====== Records for this task ======

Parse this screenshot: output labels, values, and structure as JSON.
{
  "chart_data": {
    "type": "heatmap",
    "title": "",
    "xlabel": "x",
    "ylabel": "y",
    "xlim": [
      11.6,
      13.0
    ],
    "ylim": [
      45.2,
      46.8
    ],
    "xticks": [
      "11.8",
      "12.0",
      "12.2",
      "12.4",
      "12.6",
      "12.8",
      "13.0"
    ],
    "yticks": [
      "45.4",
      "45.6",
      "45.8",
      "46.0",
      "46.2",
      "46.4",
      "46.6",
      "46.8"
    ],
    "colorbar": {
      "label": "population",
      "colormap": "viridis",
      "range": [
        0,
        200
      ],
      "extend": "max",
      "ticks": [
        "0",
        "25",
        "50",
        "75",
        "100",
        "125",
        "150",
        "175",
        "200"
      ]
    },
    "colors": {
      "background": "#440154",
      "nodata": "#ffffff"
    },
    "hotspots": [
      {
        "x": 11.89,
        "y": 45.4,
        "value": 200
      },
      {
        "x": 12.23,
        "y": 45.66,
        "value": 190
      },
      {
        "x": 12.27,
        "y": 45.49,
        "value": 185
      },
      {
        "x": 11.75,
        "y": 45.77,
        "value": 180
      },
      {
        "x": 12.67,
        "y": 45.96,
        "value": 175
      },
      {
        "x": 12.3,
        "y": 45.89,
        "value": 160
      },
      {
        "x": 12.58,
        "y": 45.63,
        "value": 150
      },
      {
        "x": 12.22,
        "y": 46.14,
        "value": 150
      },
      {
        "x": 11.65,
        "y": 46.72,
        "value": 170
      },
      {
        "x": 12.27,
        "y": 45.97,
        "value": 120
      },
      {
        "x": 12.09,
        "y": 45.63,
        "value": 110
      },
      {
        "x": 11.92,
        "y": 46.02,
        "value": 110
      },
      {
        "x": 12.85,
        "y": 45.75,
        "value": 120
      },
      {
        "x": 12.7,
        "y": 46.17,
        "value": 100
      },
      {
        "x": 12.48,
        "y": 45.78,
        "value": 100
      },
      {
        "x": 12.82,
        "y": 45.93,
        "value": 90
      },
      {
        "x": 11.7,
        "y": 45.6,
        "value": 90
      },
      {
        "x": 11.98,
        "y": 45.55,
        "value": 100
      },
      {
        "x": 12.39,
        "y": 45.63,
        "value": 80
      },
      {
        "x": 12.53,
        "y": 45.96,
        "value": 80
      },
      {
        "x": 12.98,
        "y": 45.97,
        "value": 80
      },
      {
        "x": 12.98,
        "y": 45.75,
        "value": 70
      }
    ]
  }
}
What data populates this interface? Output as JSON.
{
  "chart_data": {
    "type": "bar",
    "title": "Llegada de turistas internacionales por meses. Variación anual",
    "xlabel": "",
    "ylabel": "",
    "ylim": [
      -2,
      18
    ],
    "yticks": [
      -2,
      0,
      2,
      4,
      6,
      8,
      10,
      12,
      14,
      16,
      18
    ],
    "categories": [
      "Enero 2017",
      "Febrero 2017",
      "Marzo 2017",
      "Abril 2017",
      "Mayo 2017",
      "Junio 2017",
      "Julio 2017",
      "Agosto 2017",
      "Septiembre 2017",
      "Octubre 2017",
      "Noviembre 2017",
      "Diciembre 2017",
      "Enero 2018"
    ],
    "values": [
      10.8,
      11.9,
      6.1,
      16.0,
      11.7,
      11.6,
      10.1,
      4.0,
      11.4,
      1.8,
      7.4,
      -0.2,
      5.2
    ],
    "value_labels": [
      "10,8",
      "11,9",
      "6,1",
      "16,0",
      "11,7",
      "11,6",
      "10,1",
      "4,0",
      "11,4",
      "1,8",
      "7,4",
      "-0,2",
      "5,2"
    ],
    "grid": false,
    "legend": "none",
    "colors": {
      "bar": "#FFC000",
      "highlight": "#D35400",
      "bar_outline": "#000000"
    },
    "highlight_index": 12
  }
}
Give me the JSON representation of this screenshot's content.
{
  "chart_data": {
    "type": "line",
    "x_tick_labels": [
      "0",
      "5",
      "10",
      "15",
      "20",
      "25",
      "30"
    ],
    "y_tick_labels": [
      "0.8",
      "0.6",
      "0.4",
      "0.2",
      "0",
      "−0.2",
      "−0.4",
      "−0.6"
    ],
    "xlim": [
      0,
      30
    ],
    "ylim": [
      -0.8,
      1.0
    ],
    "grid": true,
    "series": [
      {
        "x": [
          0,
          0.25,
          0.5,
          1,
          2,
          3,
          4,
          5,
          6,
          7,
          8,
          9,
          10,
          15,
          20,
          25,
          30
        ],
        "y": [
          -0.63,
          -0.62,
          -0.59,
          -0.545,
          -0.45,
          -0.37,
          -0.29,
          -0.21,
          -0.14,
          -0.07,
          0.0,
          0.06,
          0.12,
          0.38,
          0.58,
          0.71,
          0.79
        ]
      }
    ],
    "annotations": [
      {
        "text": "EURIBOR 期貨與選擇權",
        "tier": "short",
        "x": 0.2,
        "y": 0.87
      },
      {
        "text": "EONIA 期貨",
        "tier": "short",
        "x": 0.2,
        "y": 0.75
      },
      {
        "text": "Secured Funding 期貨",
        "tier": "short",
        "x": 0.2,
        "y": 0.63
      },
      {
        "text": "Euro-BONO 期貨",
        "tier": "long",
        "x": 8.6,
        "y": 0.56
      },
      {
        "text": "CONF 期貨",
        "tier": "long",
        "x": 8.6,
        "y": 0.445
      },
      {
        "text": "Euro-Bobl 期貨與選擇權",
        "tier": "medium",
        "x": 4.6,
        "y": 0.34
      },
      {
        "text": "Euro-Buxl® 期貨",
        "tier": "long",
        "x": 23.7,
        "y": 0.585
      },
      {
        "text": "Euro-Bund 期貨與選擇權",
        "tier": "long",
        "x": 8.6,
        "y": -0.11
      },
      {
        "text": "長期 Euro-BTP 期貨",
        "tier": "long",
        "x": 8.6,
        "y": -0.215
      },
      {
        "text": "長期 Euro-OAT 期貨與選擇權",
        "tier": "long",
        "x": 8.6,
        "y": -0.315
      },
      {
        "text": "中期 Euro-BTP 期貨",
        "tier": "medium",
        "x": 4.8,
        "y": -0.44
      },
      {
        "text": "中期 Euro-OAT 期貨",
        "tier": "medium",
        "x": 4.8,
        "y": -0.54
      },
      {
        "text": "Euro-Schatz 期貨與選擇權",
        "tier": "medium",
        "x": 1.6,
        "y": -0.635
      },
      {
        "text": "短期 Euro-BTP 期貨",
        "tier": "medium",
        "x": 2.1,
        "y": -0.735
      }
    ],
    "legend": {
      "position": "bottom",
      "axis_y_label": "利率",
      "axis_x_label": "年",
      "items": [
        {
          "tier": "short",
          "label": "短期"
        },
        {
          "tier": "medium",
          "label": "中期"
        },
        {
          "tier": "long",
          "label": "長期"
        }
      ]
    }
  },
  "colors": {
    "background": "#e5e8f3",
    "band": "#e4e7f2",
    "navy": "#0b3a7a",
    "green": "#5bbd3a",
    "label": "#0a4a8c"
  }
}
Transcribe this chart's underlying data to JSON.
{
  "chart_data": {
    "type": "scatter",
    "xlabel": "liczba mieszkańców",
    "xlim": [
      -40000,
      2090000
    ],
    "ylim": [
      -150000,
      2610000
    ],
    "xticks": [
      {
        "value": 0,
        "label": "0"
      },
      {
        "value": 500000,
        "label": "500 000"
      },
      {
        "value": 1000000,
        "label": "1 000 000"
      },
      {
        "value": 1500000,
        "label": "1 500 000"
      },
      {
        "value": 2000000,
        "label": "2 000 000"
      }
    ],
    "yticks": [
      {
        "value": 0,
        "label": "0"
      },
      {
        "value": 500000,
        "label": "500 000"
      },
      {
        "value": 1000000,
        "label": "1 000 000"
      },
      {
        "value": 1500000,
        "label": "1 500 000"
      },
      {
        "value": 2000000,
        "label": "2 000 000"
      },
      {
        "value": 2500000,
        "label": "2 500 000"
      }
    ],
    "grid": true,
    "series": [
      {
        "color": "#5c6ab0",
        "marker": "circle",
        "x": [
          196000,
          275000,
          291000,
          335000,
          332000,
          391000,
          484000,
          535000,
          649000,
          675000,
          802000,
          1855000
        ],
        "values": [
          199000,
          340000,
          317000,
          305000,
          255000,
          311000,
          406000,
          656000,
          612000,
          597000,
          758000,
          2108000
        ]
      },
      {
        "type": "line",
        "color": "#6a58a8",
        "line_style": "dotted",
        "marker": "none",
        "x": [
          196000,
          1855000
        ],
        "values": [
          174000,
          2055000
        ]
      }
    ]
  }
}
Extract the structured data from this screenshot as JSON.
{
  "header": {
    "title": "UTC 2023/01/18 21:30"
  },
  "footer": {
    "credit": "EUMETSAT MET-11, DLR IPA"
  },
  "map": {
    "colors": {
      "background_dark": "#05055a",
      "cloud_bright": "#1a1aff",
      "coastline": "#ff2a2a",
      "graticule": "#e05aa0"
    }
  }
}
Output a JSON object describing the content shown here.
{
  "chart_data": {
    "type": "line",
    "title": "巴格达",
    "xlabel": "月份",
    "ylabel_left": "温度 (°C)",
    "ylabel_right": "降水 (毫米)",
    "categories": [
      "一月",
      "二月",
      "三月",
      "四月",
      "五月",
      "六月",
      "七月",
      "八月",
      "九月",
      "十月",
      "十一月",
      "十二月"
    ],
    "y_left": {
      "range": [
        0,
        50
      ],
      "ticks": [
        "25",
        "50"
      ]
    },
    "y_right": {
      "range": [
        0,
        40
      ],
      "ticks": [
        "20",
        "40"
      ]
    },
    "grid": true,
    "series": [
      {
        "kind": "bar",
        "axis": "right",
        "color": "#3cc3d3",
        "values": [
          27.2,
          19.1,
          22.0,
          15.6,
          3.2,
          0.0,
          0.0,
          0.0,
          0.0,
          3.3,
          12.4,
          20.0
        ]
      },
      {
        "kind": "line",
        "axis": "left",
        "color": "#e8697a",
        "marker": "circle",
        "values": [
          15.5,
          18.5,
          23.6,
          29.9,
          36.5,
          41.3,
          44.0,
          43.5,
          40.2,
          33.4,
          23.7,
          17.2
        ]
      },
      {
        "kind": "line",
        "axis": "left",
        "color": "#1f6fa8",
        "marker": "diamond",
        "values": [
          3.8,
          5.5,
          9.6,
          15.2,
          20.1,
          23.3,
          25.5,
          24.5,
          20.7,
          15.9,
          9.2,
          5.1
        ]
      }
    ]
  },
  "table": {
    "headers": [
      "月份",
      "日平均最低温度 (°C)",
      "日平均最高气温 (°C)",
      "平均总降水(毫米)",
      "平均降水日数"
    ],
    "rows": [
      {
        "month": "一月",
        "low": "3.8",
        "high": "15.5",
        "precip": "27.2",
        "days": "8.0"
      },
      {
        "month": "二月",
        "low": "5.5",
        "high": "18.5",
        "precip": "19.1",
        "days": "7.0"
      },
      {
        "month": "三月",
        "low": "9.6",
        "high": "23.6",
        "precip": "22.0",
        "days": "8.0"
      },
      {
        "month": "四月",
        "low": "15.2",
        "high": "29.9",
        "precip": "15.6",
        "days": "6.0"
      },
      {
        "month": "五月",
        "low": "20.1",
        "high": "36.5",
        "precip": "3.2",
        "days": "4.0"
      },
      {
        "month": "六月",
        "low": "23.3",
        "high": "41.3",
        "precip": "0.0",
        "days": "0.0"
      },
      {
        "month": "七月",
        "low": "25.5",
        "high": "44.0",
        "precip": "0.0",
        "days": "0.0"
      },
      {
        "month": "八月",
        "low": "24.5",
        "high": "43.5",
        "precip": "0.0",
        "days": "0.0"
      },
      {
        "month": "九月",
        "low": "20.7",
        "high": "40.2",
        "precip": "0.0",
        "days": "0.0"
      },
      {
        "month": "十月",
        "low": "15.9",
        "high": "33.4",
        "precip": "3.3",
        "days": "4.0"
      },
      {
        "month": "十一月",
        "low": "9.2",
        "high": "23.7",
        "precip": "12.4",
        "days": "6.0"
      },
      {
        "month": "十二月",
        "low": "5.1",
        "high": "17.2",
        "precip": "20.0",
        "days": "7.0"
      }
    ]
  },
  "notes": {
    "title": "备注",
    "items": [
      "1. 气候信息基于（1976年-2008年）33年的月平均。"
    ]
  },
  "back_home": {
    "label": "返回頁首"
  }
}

======

Take every line from the data that contains the word "type".

#### [Answer]
    "type": "heatmap",
    "type": "bar",
    "type": "line",
    "type": "scatter",
        "type": "line",
    "type": "line",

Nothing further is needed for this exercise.